* Begin INPUT DATA *

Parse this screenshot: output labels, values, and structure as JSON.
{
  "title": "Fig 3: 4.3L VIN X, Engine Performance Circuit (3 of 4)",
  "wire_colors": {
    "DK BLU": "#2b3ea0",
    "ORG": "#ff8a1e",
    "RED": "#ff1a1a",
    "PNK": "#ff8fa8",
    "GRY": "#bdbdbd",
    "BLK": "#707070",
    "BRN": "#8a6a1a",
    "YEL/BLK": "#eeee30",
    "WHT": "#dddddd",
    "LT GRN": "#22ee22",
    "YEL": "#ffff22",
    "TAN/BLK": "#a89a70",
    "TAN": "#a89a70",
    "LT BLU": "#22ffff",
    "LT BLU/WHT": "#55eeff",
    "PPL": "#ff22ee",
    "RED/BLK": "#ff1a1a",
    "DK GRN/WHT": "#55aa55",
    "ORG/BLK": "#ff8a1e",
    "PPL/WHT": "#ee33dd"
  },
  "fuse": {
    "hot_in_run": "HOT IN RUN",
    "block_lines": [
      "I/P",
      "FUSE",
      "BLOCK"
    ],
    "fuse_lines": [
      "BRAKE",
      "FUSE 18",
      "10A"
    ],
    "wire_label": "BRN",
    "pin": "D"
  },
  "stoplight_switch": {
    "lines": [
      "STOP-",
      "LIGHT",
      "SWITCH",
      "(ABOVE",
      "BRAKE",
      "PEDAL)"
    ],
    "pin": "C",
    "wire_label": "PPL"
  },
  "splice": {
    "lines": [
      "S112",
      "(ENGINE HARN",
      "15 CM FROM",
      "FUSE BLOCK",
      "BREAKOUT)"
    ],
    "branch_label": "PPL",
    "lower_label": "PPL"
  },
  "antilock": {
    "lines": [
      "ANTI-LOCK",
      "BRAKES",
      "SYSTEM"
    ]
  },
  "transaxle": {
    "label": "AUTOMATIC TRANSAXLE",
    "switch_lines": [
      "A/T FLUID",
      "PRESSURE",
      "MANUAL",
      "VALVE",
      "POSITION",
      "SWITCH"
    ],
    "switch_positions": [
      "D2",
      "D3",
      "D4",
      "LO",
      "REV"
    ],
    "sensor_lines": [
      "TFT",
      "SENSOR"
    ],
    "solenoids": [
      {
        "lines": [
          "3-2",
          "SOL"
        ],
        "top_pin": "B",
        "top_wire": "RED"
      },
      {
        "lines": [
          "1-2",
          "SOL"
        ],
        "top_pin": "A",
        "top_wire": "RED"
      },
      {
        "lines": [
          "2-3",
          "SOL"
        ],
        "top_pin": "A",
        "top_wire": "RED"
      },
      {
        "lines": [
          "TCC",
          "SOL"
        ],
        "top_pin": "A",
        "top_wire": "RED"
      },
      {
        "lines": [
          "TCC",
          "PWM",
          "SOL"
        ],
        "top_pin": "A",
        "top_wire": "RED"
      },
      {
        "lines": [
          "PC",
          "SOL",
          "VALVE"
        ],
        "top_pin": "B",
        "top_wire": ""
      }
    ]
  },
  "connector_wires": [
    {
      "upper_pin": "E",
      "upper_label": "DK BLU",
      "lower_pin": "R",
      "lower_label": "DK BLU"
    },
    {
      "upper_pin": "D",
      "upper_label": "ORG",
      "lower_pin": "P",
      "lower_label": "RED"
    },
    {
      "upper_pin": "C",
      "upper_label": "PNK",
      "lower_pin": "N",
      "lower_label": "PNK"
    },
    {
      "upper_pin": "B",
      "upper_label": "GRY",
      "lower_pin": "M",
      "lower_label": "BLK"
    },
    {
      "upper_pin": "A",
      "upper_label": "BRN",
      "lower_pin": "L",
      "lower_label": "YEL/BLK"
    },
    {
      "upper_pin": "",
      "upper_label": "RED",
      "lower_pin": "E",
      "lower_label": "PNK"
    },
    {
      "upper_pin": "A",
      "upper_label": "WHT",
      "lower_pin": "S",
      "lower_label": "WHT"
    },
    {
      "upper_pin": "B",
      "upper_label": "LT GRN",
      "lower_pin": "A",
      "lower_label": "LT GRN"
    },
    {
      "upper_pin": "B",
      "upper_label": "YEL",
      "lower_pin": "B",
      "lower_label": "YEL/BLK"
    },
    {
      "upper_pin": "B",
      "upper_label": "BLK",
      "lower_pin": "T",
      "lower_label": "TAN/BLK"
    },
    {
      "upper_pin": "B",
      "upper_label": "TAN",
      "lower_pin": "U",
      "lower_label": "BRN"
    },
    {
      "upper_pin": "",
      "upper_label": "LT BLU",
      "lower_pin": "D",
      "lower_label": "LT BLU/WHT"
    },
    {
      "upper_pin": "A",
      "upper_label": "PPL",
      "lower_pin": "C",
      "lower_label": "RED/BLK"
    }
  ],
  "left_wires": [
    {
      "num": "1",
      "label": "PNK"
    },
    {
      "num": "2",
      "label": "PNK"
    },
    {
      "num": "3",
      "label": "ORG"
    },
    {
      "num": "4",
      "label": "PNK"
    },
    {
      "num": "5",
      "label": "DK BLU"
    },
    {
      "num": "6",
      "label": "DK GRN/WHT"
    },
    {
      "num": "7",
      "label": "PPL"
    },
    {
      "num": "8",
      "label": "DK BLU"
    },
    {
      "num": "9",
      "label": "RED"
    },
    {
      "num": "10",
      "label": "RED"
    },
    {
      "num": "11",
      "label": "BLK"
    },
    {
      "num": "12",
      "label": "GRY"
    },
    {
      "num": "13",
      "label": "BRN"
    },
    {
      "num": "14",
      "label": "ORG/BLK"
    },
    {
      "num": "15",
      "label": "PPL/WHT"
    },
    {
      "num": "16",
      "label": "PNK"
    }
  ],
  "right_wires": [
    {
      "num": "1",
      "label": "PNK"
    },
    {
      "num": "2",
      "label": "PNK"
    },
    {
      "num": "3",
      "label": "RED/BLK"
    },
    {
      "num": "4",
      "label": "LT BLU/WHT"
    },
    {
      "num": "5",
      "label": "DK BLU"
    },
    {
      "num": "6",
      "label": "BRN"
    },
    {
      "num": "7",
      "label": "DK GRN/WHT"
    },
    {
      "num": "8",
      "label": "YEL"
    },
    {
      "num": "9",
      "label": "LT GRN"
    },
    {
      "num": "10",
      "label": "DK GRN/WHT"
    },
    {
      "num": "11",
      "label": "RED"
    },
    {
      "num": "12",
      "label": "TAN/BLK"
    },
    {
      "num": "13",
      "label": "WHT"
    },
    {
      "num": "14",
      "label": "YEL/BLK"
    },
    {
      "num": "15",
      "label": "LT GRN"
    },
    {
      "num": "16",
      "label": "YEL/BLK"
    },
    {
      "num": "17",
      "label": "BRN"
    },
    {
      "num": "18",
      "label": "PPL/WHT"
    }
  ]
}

* End INPUT DATA *

> DESCRIPTION OF THE TASK: Every record should be given again exactly.

> CORRECT ANSWER:
Parse this screenshot: output labels, values, and structure as JSON.
{
  "title": "Fig 3: 4.3L VIN X, Engine Performance Circuit (3 of 4)",
  "wire_colors": {
    "DK BLU": "#2b3ea0",
    "ORG": "#ff8a1e",
    "RED": "#ff1a1a",
    "PNK": "#ff8fa8",
    "GRY": "#bdbdbd",
    "BLK": "#707070",
    "BRN": "#8a6a1a",
    "YEL/BLK": "#eeee30",
    "WHT": "#dddddd",
    "LT GRN": "#22ee22",
    "YEL": "#ffff22",
    "TAN/BLK": "#a89a70",
    "TAN": "#a89a70",
    "LT BLU": "#22ffff",
    "LT BLU/WHT": "#55eeff",
    "PPL": "#ff22ee",
    "RED/BLK": "#ff1a1a",
    "DK GRN/WHT": "#55aa55",
    "ORG/BLK": "#ff8a1e",
    "PPL/WHT": "#ee33dd"
  },
  "fuse": {
    "hot_in_run": "HOT IN RUN",
    "block_lines": [
      "I/P",
      "FUSE",
      "BLOCK"
    ],
    "fuse_lines": [
      "BRAKE",
      "FUSE 18",
      "10A"
    ],
    "wire_label": "BRN",
    "pin": "D"
  },
  "stoplight_switch": {
    "lines": [
      "STOP-",
      "LIGHT",
      "SWITCH",
      "(ABOVE",
      "BRAKE",
      "PEDAL)"
    ],
    "pin": "C",
    "wire_label": "PPL"
  },
  "splice": {
    "lines": [
      "S112",
      "(ENGINE HARN",
      "15 CM FROM",
      "FUSE BLOCK",
      "BREAKOUT)"
    ],
    "branch_label": "PPL",
    "lower_label": "PPL"
  },
  "antilock": {
    "lines": [
      "ANTI-LOCK",
      "BRAKES",
      "SYSTEM"
    ]
  },
  "transaxle": {
    "label": "AUTOMATIC TRANSAXLE",
    "switch_lines": [
      "A/T FLUID",
      "PRESSURE",
      "MANUAL",
      "VALVE",
      "POSITION",
      "SWITCH"
    ],
    "switch_positions": [
      "D2",
      "D3",
      "D4",
      "LO",
      "REV"
    ],
    "sensor_lines": [
      "TFT",
      "SENSOR"
    ],
    "solenoids": [
      {
        "lines": [
          "3-2",
          "SOL"
        ],
        "top_pin": "B",
        "top_wire": "RED"
      },
      {
        "lines": [
          "1-2",
          "SOL"
        ],
        "top_pin": "A",
        "top_wire": "RED"
      },
      {
        "lines": [
          "2-3",
          "SOL"
        ],
        "top_pin": "A",
        "top_wire": "RED"
      },
      {
        "lines": [
          "TCC",
          "SOL"
        ],
        "top_pin": "A",
        "top_wire": "RED"
      },
      {
        "lines": [
          "TCC",
          "PWM",
          "SOL"
        ],
        "top_pin": "A",
        "top_wire": "RED"
      },
      {
        "lines": [
          "PC",
          "SOL",
          "VALVE"
        ],
        "top_pin": "B",
        "top_wire": ""
      }
    ]
  },
  "connector_wires": [
    {
      "upper_pin": "E",
      "upper_label": "DK BLU",
      "lower_pin": "R",
      "lower_label": "DK BLU"
    },
    {
      "upper_pin": "D",
      "upper_label": "ORG",
      "lower_pin": "P",
      "lower_label": "RED"
    },
    {
      "upper_pin": "C",
      "upper_label": "PNK",
      "lower_pin": "N",
      "lower_label": "PNK"
    },
    {
      "upper_pin": "B",
      "upper_label": "GRY",
      "lower_pin": "M",
      "lower_label": "BLK"
    },
    {
      "upper_pin": "A",
      "upper_label": "BRN",
      "lower_pin": "L",
      "lower_label": "YEL/BLK"
    },
    {
      "upper_pin": "",
      "upper_label": "RED",
      "lower_pin": "E",
      "lower_label": "PNK"
    },
    {
      "upper_pin": "A",
      "upper_label": "WHT",
      "lower_pin": "S",
      "lower_label": "WHT"
    },
    {
      "upper_pin": "B",
      "upper_label": "LT GRN",
      "lower_pin": "A",
      "lower_label": "LT GRN"
    },
    {
      "upper_pin": "B",
      "upper_label": "YEL",
      "lower_pin": "B",
      "lower_label": "YEL/BLK"
    },
    {
      "upper_pin": "B",
      "upper_label": "BLK",
      "lower_pin": "T",
      "lower_label": "TAN/BLK"
    },
    {
      "upper_pin": "B",
      "upper_label": "TAN",
      "lower_pin": "U",
      "lower_label": "BRN"
    },
    {
      "upper_pin": "",
      "upper_label": "LT BLU",
      "lower_pin": "D",
      "lower_label": "LT BLU/WHT"
    },
    {
      "upper_pin": "A",
      "upper_label": "PPL",
      "lower_pin": "C",
      "lower_label": "RED/BLK"
    }
  ],
  "left_wires": [
    {
      "num": "1",
      "label": "PNK"
    },
    {
      "num": "2",
      "label": "PNK"
    },
    {
      "num": "3",
      "label": "ORG"
    },
    {
      "num": "4",
      "label": "PNK"
    },
    {
      "num": "5",
      "label": "DK BLU"
    },
    {
      "num": "6",
      "label": "DK GRN/WHT"
    },
    {
      "num": "7",
      "label": "PPL"
    },
    {
      "num": "8",
      "label": "DK BLU"
    },
    {
      "num": "9",
      "label": "RED"
    },
    {
      "num": "10",
      "label": "RED"
    },
    {
      "num": "11",
      "label": "BLK"
    },
    {
      "num": "12",
      "label": "GRY"
    },
    {
      "num": "13",
      "label": "BRN"
    },
    {
      "num": "14",
      "label": "ORG/BLK"
    },
    {
      "num": "15",
      "label": "PPL/WHT"
    },
    {
      "num": "16",
      "label": "PNK"
    }
  ],
  "right_wires": [
    {
      "num": "1",
      "label": "PNK"
    },
    {
      "num": "2",
      "label": "PNK"
    },
    {
      "num": "3",
      "label": "RED/BLK"
    },
    {
      "num": "4",
      "label": "LT BLU/WHT"
    },
    {
      "num": "5",
      "label": "DK BLU"
    },
    {
      "num": "6",
      "label": "BRN"
    },
    {
      "num": "7",
      "label": "DK GRN/WHT"
    },
    {
      "num": "8",
      "label": "YEL"
    },
    {
      "num": "9",
      "label": "LT GRN"
    },
    {
      "num": "10",
      "label": "DK GRN/WHT"
    },
    {
      "num": "11",
      "label": "RED"
    },
    {
      "num": "12",
      "label": "TAN/BLK"
    },
    {
      "num": "13",
      "label": "WHT"
    },
    {
      "num": "14",
      "label": "YEL/BLK"
    },
    {
      "num": "15",
      "label": "LT GRN"
    },
    {
      "num": "16",
      "label": "YEL/BLK"
    },
    {
      "num": "17",
      "label": "BRN"
    },
    {
      "num": "18",
      "label": "PPL/WHT"
    }
  ]
}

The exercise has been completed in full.